begin ENTRIES

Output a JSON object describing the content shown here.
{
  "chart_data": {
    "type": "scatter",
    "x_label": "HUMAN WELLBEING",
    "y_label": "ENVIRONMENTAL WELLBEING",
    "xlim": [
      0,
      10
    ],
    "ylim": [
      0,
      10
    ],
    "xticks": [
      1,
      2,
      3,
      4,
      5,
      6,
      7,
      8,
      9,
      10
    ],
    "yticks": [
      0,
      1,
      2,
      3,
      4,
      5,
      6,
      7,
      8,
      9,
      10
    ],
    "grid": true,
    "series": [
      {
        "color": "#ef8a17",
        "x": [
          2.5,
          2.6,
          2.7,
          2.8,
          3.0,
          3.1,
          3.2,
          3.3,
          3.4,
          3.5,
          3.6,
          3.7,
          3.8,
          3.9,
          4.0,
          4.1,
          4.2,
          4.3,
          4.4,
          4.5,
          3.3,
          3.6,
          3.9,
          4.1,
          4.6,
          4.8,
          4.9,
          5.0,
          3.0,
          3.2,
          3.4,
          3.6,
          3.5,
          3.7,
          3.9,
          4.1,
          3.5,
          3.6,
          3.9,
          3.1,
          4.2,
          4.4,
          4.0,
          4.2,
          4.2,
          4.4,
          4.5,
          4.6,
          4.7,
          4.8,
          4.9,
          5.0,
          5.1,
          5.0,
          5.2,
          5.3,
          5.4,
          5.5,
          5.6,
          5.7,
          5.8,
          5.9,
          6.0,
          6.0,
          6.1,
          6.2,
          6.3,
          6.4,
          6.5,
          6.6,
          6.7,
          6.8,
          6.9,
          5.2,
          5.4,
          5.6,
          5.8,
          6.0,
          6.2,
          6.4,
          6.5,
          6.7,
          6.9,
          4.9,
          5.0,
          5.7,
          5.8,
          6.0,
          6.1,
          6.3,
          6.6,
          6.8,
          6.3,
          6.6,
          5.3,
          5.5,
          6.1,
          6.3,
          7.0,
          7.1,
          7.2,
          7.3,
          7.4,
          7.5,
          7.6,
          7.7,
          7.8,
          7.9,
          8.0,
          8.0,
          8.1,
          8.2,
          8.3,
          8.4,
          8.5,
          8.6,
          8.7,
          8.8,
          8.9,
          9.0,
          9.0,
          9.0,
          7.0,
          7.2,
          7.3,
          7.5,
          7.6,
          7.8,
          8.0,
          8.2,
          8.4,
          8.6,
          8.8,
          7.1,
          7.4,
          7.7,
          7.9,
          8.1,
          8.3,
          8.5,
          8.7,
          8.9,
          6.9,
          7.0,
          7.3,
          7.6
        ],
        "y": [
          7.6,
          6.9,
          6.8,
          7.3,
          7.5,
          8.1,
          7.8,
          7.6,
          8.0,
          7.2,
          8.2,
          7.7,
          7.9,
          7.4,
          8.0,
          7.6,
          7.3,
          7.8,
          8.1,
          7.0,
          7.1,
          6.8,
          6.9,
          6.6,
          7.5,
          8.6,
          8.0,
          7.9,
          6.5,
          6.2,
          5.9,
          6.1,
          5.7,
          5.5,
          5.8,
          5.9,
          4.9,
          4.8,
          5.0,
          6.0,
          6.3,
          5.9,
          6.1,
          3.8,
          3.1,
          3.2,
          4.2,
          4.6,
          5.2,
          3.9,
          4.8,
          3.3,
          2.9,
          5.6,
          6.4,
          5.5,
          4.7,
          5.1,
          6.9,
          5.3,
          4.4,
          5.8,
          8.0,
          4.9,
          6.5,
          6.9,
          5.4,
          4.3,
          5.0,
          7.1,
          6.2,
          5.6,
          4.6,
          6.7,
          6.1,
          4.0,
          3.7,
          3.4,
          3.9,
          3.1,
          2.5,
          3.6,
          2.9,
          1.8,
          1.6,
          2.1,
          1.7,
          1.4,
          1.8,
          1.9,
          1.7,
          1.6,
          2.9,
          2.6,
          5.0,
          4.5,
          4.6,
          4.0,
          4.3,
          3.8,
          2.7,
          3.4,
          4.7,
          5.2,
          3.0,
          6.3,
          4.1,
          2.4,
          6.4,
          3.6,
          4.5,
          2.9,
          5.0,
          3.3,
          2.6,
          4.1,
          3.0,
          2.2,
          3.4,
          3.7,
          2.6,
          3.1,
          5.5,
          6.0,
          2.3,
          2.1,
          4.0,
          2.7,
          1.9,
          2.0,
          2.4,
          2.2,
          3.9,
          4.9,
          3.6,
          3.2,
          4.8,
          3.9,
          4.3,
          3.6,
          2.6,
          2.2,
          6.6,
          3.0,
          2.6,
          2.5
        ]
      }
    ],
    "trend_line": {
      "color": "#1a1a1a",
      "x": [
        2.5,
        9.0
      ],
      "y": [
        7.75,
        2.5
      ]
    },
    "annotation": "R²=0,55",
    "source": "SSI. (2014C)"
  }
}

end ENTRIES

TO DO: Output all of the data above without any alteration.

FINAL RESULT:
Output a JSON object describing the content shown here.
{
  "chart_data": {
    "type": "scatter",
    "x_label": "HUMAN WELLBEING",
    "y_label": "ENVIRONMENTAL WELLBEING",
    "xlim": [
      0,
      10
    ],
    "ylim": [
      0,
      10
    ],
    "xticks": [
      1,
      2,
      3,
      4,
      5,
      6,
      7,
      8,
      9,
      10
    ],
    "yticks": [
      0,
      1,
      2,
      3,
      4,
      5,
      6,
      7,
      8,
      9,
      10
    ],
    "grid": true,
    "series": [
      {
        "color": "#ef8a17",
        "x": [
          2.5,
          2.6,
          2.7,
          2.8,
          3.0,
          3.1,
          3.2,
          3.3,
          3.4,
          3.5,
          3.6,
          3.7,
          3.8,
          3.9,
          4.0,
          4.1,
          4.2,
          4.3,
          4.4,
          4.5,
          3.3,
          3.6,
          3.9,
          4.1,
          4.6,
          4.8,
          4.9,
          5.0,
          3.0,
          3.2,
          3.4,
          3.6,
          3.5,
          3.7,
          3.9,
          4.1,
          3.5,
          3.6,
          3.9,
          3.1,
          4.2,
          4.4,
          4.0,
          4.2,
          4.2,
          4.4,
          4.5,
          4.6,
          4.7,
          4.8,
          4.9,
          5.0,
          5.1,
          5.0,
          5.2,
          5.3,
          5.4,
          5.5,
          5.6,
          5.7,
          5.8,
          5.9,
          6.0,
          6.0,
          6.1,
          6.2,
          6.3,
          6.4,
          6.5,
          6.6,
          6.7,
          6.8,
          6.9,
          5.2,
          5.4,
          5.6,
          5.8,
          6.0,
          6.2,
          6.4,
          6.5,
          6.7,
          6.9,
          4.9,
          5.0,
          5.7,
          5.8,
          6.0,
          6.1,
          6.3,
          6.6,
          6.8,
          6.3,
          6.6,
          5.3,
          5.5,
          6.1,
          6.3,
          7.0,
          7.1,
          7.2,
          7.3,
          7.4,
          7.5,
          7.6,
          7.7,
          7.8,
          7.9,
          8.0,
          8.0,
          8.1,
          8.2,
          8.3,
          8.4,
          8.5,
          8.6,
          8.7,
          8.8,
          8.9,
          9.0,
          9.0,
          9.0,
          7.0,
          7.2,
          7.3,
          7.5,
          7.6,
          7.8,
          8.0,
          8.2,
          8.4,
          8.6,
          8.8,
          7.1,
          7.4,
          7.7,
          7.9,
          8.1,
          8.3,
          8.5,
          8.7,
          8.9,
          6.9,
          7.0,
          7.3,
          7.6
        ],
        "y": [
          7.6,
          6.9,
          6.8,
          7.3,
          7.5,
          8.1,
          7.8,
          7.6,
          8.0,
          7.2,
          8.2,
          7.7,
          7.9,
          7.4,
          8.0,
          7.6,
          7.3,
          7.8,
          8.1,
          7.0,
          7.1,
          6.8,
          6.9,
          6.6,
          7.5,
          8.6,
          8.0,
          7.9,
          6.5,
          6.2,
          5.9,
          6.1,
          5.7,
          5.5,
          5.8,
          5.9,
          4.9,
          4.8,
          5.0,
          6.0,
          6.3,
          5.9,
          6.1,
          3.8,
          3.1,
          3.2,
          4.2,
          4.6,
          5.2,
          3.9,
          4.8,
          3.3,
          2.9,
          5.6,
          6.4,
          5.5,
          4.7,
          5.1,
          6.9,
          5.3,
          4.4,
          5.8,
          8.0,
          4.9,
          6.5,
          6.9,
          5.4,
          4.3,
          5.0,
          7.1,
          6.2,
          5.6,
          4.6,
          6.7,
          6.1,
          4.0,
          3.7,
          3.4,
          3.9,
          3.1,
          2.5,
          3.6,
          2.9,
          1.8,
          1.6,
          2.1,
          1.7,
          1.4,
          1.8,
          1.9,
          1.7,
          1.6,
          2.9,
          2.6,
          5.0,
          4.5,
          4.6,
          4.0,
          4.3,
          3.8,
          2.7,
          3.4,
          4.7,
          5.2,
          3.0,
          6.3,
          4.1,
          2.4,
          6.4,
          3.6,
          4.5,
          2.9,
          5.0,
          3.3,
          2.6,
          4.1,
          3.0,
          2.2,
          3.4,
          3.7,
          2.6,
          3.1,
          5.5,
          6.0,
          2.3,
          2.1,
          4.0,
          2.7,
          1.9,
          2.0,
          2.4,
          2.2,
          3.9,
          4.9,
          3.6,
          3.2,
          4.8,
          3.9,
          4.3,
          3.6,
          2.6,
          2.2,
          6.6,
          3.0,
          2.6,
          2.5
        ]
      }
    ],
    "trend_line": {
      "color": "#1a1a1a",
      "x": [
        2.5,
        9.0
      ],
      "y": [
        7.75,
        2.5
      ]
    },
    "annotation": "R²=0,55",
    "source": "SSI. (2014C)"
  }
}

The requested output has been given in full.